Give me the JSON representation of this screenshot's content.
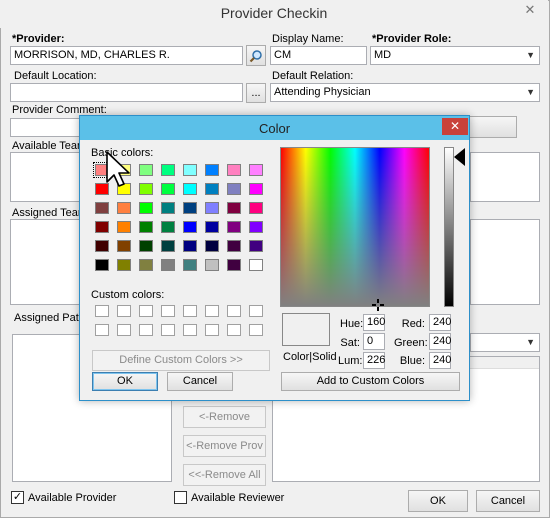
{
  "window": {
    "title": "Provider Checkin",
    "close_glyph": "✕"
  },
  "form": {
    "provider_label": "*Provider:",
    "provider_value": "MORRISON, MD, CHARLES R.",
    "display_name_label": "Display Name:",
    "display_name_value": "CM",
    "provider_role_label": "*Provider Role:",
    "provider_role_value": "MD",
    "default_location_label": "Default Location:",
    "default_location_value": "",
    "ellipsis_button": "...",
    "default_relation_label": "Default Relation:",
    "default_relation_value": "Attending Physician",
    "provider_comment_label": "Provider Comment:",
    "available_teams_label": "Available Teams:",
    "assigned_team_label": "Assigned Team L",
    "assigned_patients_label": "Assigned Patien",
    "remove_button": "<-Remove",
    "remove_prov_button": "<-Remove Prov",
    "remove_all_button": "<<-Remove All",
    "available_provider_label": "Available Provider",
    "available_provider_checked": true,
    "available_reviewer_label": "Available Reviewer",
    "available_reviewer_checked": false,
    "ok_button": "OK",
    "cancel_button": "Cancel"
  },
  "color_dialog": {
    "title": "Color",
    "basic_colors_label": "Basic colors:",
    "custom_colors_label": "Custom colors:",
    "define_custom_button": "Define Custom Colors >>",
    "ok_button": "OK",
    "cancel_button": "Cancel",
    "color_solid_label": "Color|Solid",
    "hue_label": "Hue:",
    "hue_value": "160",
    "sat_label": "Sat:",
    "sat_value": "0",
    "lum_label": "Lum:",
    "lum_value": "226",
    "red_label": "Red:",
    "red_value": "240",
    "green_label": "Green:",
    "green_value": "240",
    "blue_label": "Blue:",
    "blue_value": "240",
    "add_custom_button": "Add to Custom Colors",
    "selected_color": "#f0f0f0",
    "basic_colors": [
      [
        "#ff8080",
        "#ffff80",
        "#80ff80",
        "#00ff80",
        "#80ffff",
        "#0080ff",
        "#ff80c0",
        "#ff80ff"
      ],
      [
        "#ff0000",
        "#ffff00",
        "#80ff00",
        "#00ff40",
        "#00ffff",
        "#0080c0",
        "#8080c0",
        "#ff00ff"
      ],
      [
        "#804040",
        "#ff8040",
        "#00ff00",
        "#008080",
        "#004080",
        "#8080ff",
        "#800040",
        "#ff0080"
      ],
      [
        "#800000",
        "#ff8000",
        "#008000",
        "#008040",
        "#0000ff",
        "#0000a0",
        "#800080",
        "#8000ff"
      ],
      [
        "#400000",
        "#804000",
        "#004000",
        "#004040",
        "#000080",
        "#000040",
        "#400040",
        "#400080"
      ],
      [
        "#000000",
        "#808000",
        "#808040",
        "#808080",
        "#408080",
        "#c0c0c0",
        "#400040",
        "#ffffff"
      ]
    ]
  }
}
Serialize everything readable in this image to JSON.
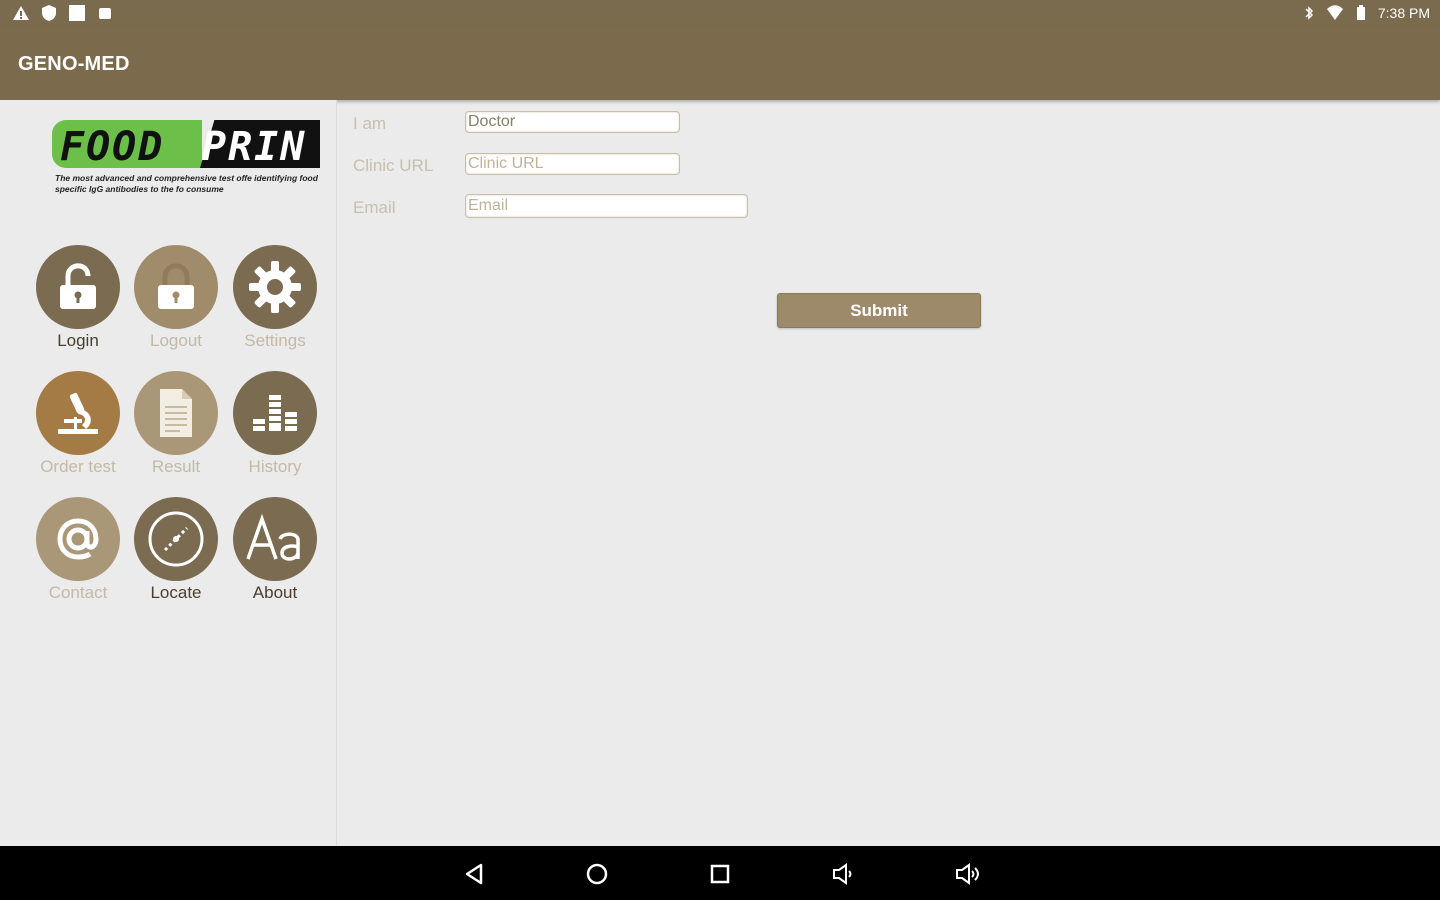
{
  "status_bar": {
    "time": "7:38 PM"
  },
  "app_bar": {
    "title": "GENO-MED"
  },
  "logo": {
    "brand_part1": "FOOD",
    "brand_part2": "PRIN",
    "tagline": "The most advanced and comprehensive test offe identifying food specific IgG antibodies to the fo consume"
  },
  "menu": {
    "login": "Login",
    "logout": "Logout",
    "settings": "Settings",
    "order_test": "Order test",
    "result": "Result",
    "history": "History",
    "contact": "Contact",
    "locate": "Locate",
    "about": "About"
  },
  "form": {
    "iam_label": "I am",
    "iam_value": "Doctor",
    "clinic_label": "Clinic URL",
    "clinic_placeholder": "Clinic URL",
    "email_label": "Email",
    "email_placeholder": "Email",
    "submit_label": "Submit"
  },
  "colors": {
    "app_bar": "#7c6a4d",
    "accent": "#9c8a6b"
  }
}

__________________________________________________

> _TASK TO COMPLETE_:
Repeat the records word for word, skipping pictures.

> _SOLUTION TO THE PROBLEM_:
Give me the JSON representation of this screenshot's content.
{
  "window": {
    "title": "Provider Checkin",
    "close_glyph": "✕"
  },
  "form": {
    "provider_label": "*Provider:",
    "provider_value": "MORRISON, MD, CHARLES R.",
    "display_name_label": "Display Name:",
    "display_name_value": "CM",
    "provider_role_label": "*Provider Role:",
    "provider_role_value": "MD",
    "default_location_label": "Default Location:",
    "default_location_value": "",
    "ellipsis_button": "...",
    "default_relation_label": "Default Relation:",
    "default_relation_value": "Attending Physician",
    "provider_comment_label": "Provider Comment:",
    "available_teams_label": "Available Teams:",
    "assigned_team_label": "Assigned Team L",
    "assigned_patients_label": "Assigned Patien",
    "remove_button": "<-Remove",
    "remove_prov_button": "<-Remove Prov",
    "remove_all_button": "<<-Remove All",
    "available_provider_label": "Available Provider",
    "available_provider_checked": true,
    "available_reviewer_label": "Available Reviewer",
    "available_reviewer_checked": false,
    "ok_button": "OK",
    "cancel_button": "Cancel"
  },
  "color_dialog": {
    "title": "Color",
    "basic_colors_label": "Basic colors:",
    "custom_colors_label": "Custom colors:",
    "define_custom_button": "Define Custom Colors >>",
    "ok_button": "OK",
    "cancel_button": "Cancel",
    "color_solid_label": "Color|Solid",
    "hue_label": "Hue:",
    "hue_value": "160",
    "sat_label": "Sat:",
    "sat_value": "0",
    "lum_label": "Lum:",
    "lum_value": "226",
    "red_label": "Red:",
    "red_value": "240",
    "green_label": "Green:",
    "green_value": "240",
    "blue_label": "Blue:",
    "blue_value": "240",
    "add_custom_button": "Add to Custom Colors",
    "selected_color": "#f0f0f0",
    "basic_colors": [
      [
        "#ff8080",
        "#ffff80",
        "#80ff80",
        "#00ff80",
        "#80ffff",
        "#0080ff",
        "#ff80c0",
        "#ff80ff"
      ],
      [
        "#ff0000",
        "#ffff00",
        "#80ff00",
        "#00ff40",
        "#00ffff",
        "#0080c0",
        "#8080c0",
        "#ff00ff"
      ],
      [
        "#804040",
        "#ff8040",
        "#00ff00",
        "#008080",
        "#004080",
        "#8080ff",
        "#800040",
        "#ff0080"
      ],
      [
        "#800000",
        "#ff8000",
        "#008000",
        "#008040",
        "#0000ff",
        "#0000a0",
        "#800080",
        "#8000ff"
      ],
      [
        "#400000",
        "#804000",
        "#004000",
        "#004040",
        "#000080",
        "#000040",
        "#400040",
        "#400080"
      ],
      [
        "#000000",
        "#808000",
        "#808040",
        "#808080",
        "#408080",
        "#c0c0c0",
        "#400040",
        "#ffffff"
      ]
    ]
  }
}
Serialize everything readable in this image to JSON.
{
  "status_bar": {
    "time": "7:38 PM"
  },
  "app_bar": {
    "title": "GENO-MED"
  },
  "logo": {
    "brand_part1": "FOOD",
    "brand_part2": "PRIN",
    "tagline": "The most advanced and comprehensive test offe identifying food specific IgG antibodies to the fo consume"
  },
  "menu": {
    "login": "Login",
    "logout": "Logout",
    "settings": "Settings",
    "order_test": "Order test",
    "result": "Result",
    "history": "History",
    "contact": "Contact",
    "locate": "Locate",
    "about": "About"
  },
  "form": {
    "iam_label": "I am",
    "iam_value": "Doctor",
    "clinic_label": "Clinic URL",
    "clinic_placeholder": "Clinic URL",
    "email_label": "Email",
    "email_placeholder": "Email",
    "submit_label": "Submit"
  },
  "colors": {
    "app_bar": "#7c6a4d",
    "accent": "#9c8a6b"
  }
}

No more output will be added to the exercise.